• _Problem_: Without omitting anything, return the records precisely as given.

Stored data entries:

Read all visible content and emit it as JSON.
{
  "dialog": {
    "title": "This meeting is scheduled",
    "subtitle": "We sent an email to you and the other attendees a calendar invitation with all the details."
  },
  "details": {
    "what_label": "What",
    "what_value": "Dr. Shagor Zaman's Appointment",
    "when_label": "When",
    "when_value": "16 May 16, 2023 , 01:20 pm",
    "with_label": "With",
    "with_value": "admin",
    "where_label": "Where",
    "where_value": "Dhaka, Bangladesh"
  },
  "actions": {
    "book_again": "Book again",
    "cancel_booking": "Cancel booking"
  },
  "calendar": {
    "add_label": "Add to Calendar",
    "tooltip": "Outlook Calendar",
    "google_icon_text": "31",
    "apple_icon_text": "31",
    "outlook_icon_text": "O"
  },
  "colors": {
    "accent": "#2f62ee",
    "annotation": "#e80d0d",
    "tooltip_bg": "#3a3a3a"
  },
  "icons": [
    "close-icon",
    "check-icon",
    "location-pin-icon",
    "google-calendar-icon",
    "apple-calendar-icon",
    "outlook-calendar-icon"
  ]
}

• _Correct answer_:
Read all visible content and emit it as JSON.
{
  "dialog": {
    "title": "This meeting is scheduled",
    "subtitle": "We sent an email to you and the other attendees a calendar invitation with all the details."
  },
  "details": {
    "what_label": "What",
    "what_value": "Dr. Shagor Zaman's Appointment",
    "when_label": "When",
    "when_value": "16 May 16, 2023 , 01:20 pm",
    "with_label": "With",
    "with_value": "admin",
    "where_label": "Where",
    "where_value": "Dhaka, Bangladesh"
  },
  "actions": {
    "book_again": "Book again",
    "cancel_booking": "Cancel booking"
  },
  "calendar": {
    "add_label": "Add to Calendar",
    "tooltip": "Outlook Calendar",
    "google_icon_text": "31",
    "apple_icon_text": "31",
    "outlook_icon_text": "O"
  },
  "colors": {
    "accent": "#2f62ee",
    "annotation": "#e80d0d",
    "tooltip_bg": "#3a3a3a"
  },
  "icons": [
    "close-icon",
    "check-icon",
    "location-pin-icon",
    "google-calendar-icon",
    "apple-calendar-icon",
    "outlook-calendar-icon"
  ]
}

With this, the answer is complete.